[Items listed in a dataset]
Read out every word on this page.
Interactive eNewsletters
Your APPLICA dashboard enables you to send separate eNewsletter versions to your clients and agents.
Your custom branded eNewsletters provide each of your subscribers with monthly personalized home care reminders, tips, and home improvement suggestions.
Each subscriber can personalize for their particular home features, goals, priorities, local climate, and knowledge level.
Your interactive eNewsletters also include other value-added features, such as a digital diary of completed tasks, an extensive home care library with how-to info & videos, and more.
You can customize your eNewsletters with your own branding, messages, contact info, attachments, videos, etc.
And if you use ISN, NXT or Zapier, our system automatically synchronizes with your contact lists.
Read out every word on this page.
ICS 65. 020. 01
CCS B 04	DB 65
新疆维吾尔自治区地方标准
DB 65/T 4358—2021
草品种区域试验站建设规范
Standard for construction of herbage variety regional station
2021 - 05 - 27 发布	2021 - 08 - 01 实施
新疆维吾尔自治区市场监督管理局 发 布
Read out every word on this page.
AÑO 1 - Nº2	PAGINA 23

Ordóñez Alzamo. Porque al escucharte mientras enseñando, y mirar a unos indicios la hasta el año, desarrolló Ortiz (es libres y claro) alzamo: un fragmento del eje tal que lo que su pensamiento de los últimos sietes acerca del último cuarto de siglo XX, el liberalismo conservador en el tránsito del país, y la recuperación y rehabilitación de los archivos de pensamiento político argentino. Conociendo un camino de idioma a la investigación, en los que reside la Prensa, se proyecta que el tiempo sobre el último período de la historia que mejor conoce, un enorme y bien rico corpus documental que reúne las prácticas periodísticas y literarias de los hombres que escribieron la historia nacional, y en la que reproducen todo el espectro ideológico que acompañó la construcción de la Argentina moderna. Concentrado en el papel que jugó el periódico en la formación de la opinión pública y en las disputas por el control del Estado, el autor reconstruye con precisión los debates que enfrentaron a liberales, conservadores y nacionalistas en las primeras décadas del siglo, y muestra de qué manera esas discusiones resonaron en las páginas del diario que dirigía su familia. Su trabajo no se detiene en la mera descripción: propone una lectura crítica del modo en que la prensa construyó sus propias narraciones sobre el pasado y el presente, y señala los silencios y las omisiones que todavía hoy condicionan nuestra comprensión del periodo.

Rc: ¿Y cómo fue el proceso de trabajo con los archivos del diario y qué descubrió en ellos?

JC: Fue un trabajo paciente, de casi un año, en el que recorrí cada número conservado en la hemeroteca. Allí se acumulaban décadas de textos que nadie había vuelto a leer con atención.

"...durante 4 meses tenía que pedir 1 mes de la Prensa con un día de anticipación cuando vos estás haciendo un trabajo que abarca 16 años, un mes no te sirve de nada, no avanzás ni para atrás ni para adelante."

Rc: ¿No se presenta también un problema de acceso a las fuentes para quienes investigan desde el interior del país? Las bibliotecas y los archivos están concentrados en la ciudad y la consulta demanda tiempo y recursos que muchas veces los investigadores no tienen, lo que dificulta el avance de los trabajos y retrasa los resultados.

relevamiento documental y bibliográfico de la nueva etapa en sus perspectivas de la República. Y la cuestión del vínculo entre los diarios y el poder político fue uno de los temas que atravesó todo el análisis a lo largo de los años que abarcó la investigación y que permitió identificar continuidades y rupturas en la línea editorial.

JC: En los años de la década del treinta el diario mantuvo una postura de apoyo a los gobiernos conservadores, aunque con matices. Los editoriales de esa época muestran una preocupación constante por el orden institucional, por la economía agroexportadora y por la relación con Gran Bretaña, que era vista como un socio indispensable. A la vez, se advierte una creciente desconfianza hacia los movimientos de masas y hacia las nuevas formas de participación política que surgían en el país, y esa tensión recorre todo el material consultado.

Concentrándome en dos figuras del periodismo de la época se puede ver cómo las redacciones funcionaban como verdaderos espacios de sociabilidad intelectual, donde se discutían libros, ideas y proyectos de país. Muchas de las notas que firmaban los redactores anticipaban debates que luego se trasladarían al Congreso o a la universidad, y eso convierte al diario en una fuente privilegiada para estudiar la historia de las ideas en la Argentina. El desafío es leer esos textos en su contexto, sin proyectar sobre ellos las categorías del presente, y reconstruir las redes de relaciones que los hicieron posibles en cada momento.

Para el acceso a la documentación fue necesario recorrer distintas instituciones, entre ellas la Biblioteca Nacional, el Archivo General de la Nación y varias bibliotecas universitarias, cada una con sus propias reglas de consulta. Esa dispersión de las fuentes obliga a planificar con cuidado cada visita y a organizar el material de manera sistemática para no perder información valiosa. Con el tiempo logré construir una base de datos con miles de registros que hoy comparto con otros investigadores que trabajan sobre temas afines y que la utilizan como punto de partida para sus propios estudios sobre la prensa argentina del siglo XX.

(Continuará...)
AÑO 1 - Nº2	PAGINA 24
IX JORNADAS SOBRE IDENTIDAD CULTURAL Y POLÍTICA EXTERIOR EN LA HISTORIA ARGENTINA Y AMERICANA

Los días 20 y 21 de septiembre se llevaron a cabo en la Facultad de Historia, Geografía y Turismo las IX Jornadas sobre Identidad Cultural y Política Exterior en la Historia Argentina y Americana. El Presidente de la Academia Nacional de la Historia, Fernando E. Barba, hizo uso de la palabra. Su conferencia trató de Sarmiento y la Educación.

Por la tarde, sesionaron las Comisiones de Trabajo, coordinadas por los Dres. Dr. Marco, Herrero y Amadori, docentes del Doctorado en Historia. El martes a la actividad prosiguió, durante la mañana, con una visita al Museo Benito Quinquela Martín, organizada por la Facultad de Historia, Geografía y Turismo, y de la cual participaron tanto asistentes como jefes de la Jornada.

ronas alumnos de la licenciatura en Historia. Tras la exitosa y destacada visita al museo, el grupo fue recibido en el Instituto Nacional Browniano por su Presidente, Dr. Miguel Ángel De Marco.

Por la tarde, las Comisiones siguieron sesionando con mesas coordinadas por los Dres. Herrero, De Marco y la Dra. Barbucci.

◆ THE PROBLEM:
Whichever lines contain the string "with", select and copy them.

◆ ANSWER TO THIS PROBLEM:
Your custom branded eNewsletters provide each of your subscribers with monthly personalized home care reminders, tips, and home improvement suggestions.
Your interactive eNewsletters also include other value-added features, such as a digital diary of completed tasks, an extensive home care library with how-to info & videos, and more.
You can customize your eNewsletters with your own branding, messages, contact info, attachments, videos, etc.
And if you use ISN, NXT or Zapier, our system automatically synchronizes with your contact lists.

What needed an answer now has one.